### YOUR INSTRUCTIONS
List all lines of the data containing the word "prophylaxis".

### ENTRIES SHOWN
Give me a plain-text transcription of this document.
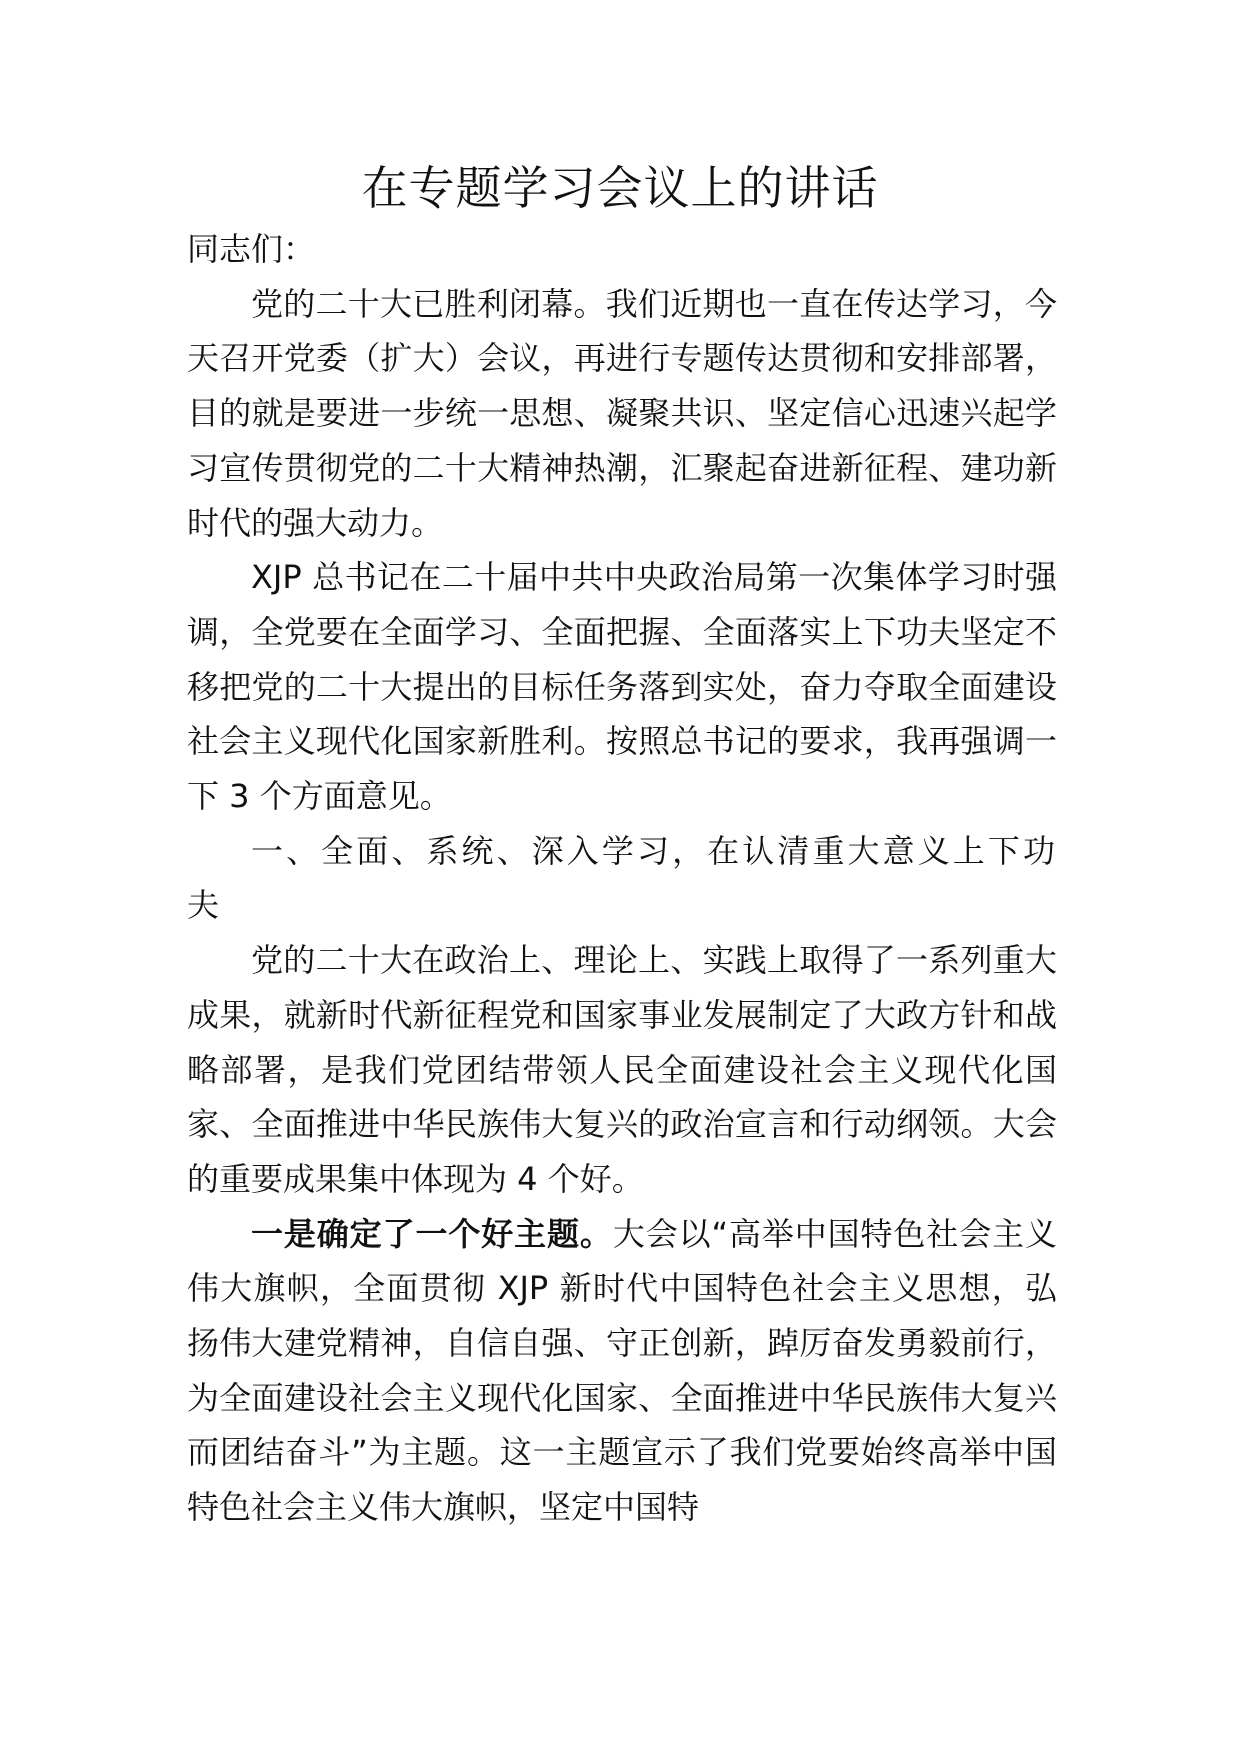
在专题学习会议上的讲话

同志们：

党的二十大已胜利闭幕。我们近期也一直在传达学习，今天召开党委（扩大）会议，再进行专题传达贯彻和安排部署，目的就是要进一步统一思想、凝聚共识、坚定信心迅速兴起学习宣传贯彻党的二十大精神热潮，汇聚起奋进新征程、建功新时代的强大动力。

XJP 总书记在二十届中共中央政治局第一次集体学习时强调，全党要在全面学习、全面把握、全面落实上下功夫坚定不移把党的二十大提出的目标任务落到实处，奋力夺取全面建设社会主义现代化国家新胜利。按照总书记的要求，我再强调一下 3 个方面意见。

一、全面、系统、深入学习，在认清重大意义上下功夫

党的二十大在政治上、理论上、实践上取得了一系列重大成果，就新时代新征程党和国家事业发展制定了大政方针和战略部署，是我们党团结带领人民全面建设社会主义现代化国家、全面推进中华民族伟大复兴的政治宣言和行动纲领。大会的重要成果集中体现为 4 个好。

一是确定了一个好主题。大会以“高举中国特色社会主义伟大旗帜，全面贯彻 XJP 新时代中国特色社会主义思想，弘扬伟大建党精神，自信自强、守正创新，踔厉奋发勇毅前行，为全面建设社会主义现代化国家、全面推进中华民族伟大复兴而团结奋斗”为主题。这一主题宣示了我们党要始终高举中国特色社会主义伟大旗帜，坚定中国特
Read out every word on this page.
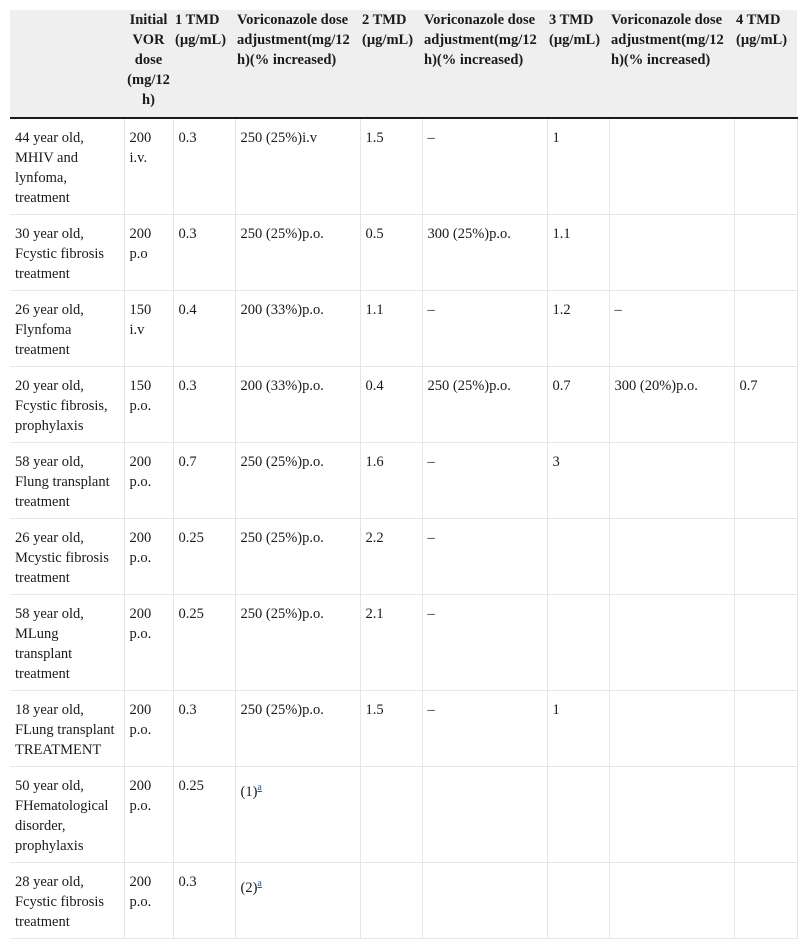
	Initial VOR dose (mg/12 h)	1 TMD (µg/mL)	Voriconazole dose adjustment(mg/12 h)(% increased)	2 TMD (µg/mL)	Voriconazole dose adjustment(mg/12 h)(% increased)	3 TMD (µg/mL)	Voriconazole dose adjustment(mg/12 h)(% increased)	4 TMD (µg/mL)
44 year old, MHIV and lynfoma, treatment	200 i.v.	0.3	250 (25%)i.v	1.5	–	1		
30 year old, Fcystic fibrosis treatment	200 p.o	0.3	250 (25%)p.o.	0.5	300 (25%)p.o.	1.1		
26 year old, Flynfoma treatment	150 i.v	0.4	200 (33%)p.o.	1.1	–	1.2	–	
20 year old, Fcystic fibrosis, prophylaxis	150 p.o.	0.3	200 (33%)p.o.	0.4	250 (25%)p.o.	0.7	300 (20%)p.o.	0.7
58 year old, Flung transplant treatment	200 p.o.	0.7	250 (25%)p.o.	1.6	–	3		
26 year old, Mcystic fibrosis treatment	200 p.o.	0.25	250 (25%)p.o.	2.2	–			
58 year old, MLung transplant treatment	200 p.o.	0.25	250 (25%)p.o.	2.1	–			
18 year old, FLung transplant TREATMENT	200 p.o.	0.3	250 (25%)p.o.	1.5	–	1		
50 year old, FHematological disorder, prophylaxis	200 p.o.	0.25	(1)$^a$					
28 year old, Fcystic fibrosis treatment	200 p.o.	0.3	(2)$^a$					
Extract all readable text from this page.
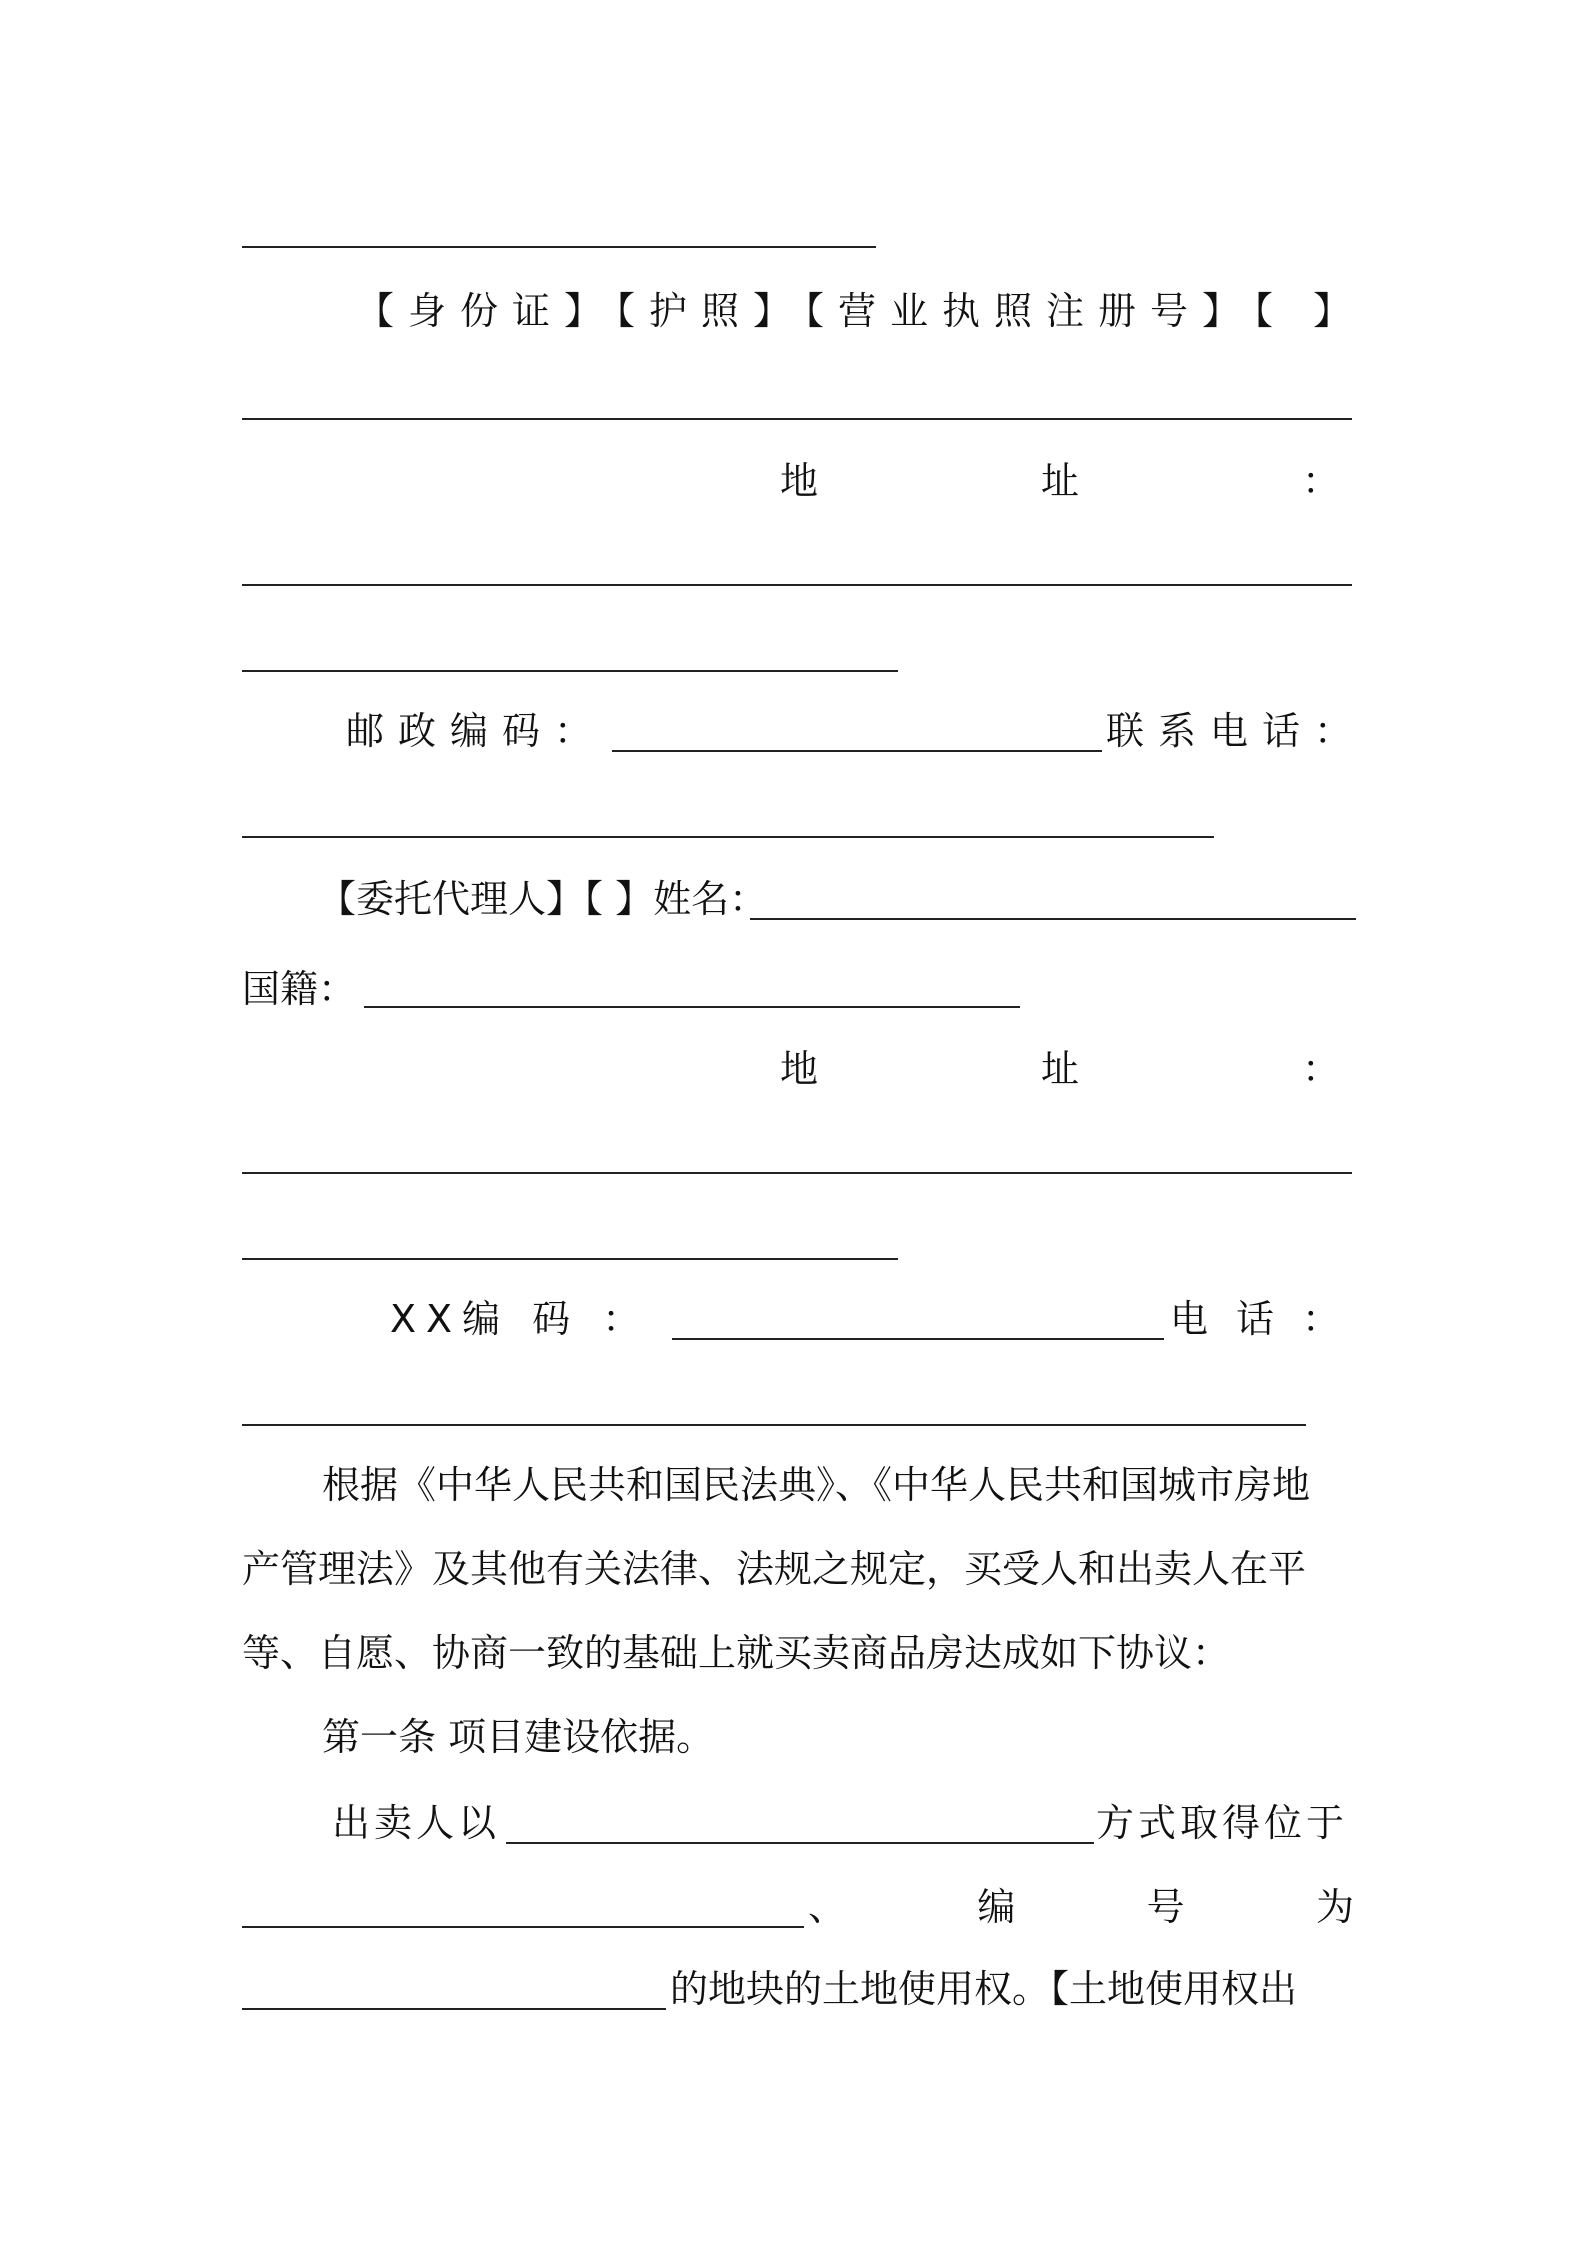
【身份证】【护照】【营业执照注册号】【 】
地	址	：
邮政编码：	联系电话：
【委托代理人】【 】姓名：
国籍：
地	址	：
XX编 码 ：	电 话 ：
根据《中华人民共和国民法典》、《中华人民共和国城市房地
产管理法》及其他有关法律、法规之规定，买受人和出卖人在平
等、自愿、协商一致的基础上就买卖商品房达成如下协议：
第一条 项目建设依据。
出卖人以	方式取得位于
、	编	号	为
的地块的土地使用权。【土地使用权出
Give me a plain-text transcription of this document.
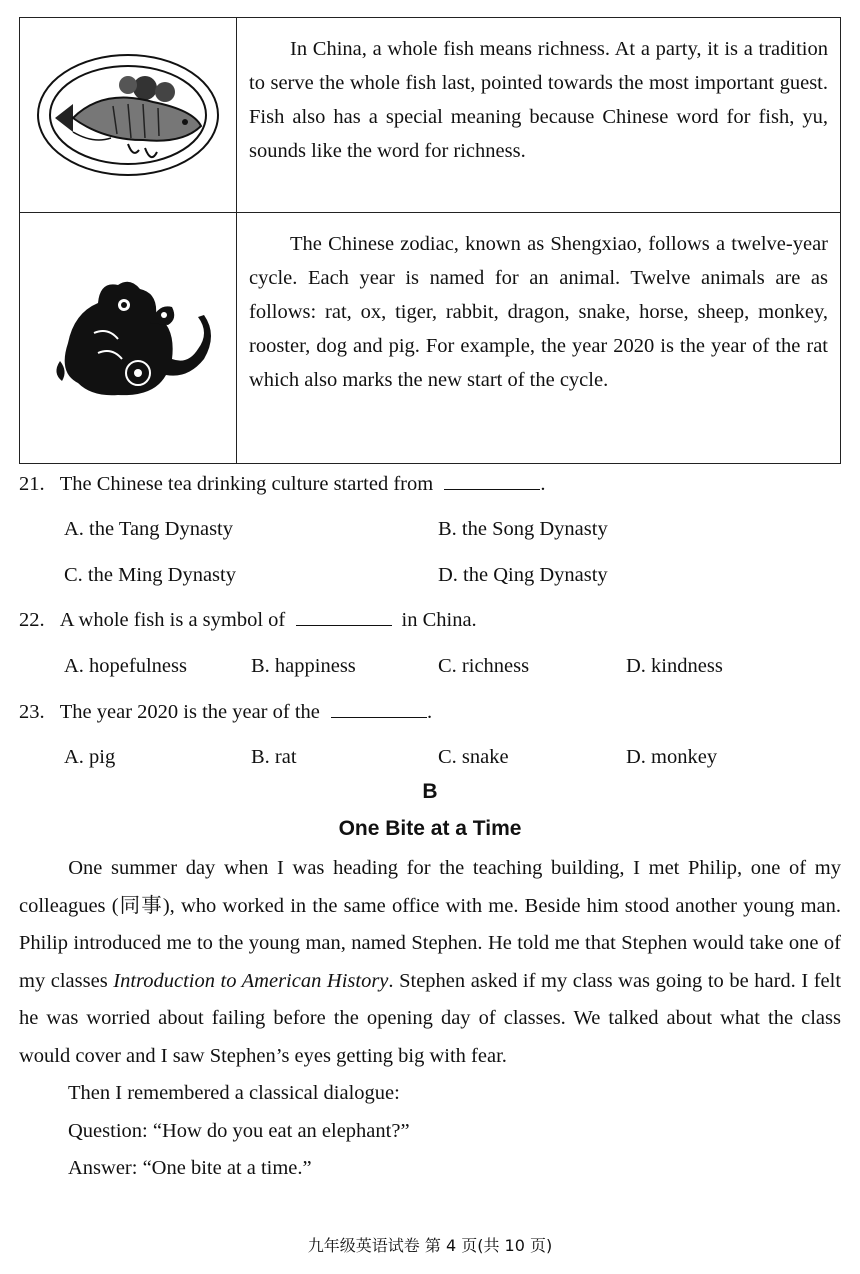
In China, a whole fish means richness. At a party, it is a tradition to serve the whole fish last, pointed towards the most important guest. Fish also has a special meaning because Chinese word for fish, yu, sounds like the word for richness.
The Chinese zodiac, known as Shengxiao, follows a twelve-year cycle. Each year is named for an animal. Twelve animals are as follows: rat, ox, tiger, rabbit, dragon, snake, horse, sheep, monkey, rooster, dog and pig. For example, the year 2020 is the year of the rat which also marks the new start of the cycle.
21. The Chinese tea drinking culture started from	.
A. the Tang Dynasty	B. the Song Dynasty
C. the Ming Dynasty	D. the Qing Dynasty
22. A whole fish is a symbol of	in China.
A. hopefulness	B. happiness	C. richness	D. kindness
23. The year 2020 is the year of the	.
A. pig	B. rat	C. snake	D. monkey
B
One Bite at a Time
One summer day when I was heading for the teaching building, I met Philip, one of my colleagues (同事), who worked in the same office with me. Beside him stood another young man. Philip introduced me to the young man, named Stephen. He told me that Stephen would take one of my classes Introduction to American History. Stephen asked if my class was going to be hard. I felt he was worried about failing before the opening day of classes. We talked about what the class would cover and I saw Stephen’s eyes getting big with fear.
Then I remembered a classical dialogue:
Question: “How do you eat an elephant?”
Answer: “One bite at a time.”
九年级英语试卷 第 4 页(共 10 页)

### FINAL ANSWER
20 year old, Fcystic fibrosis, prophylaxis	150 p.o.	0.3	200 (33%)p.o.	0.4	250 (25%)p.o.	0.7	300 (20%)p.o.	0.7
50 year old, FHematological disorder, prophylaxis	200 p.o.	0.25	(1)$^a$					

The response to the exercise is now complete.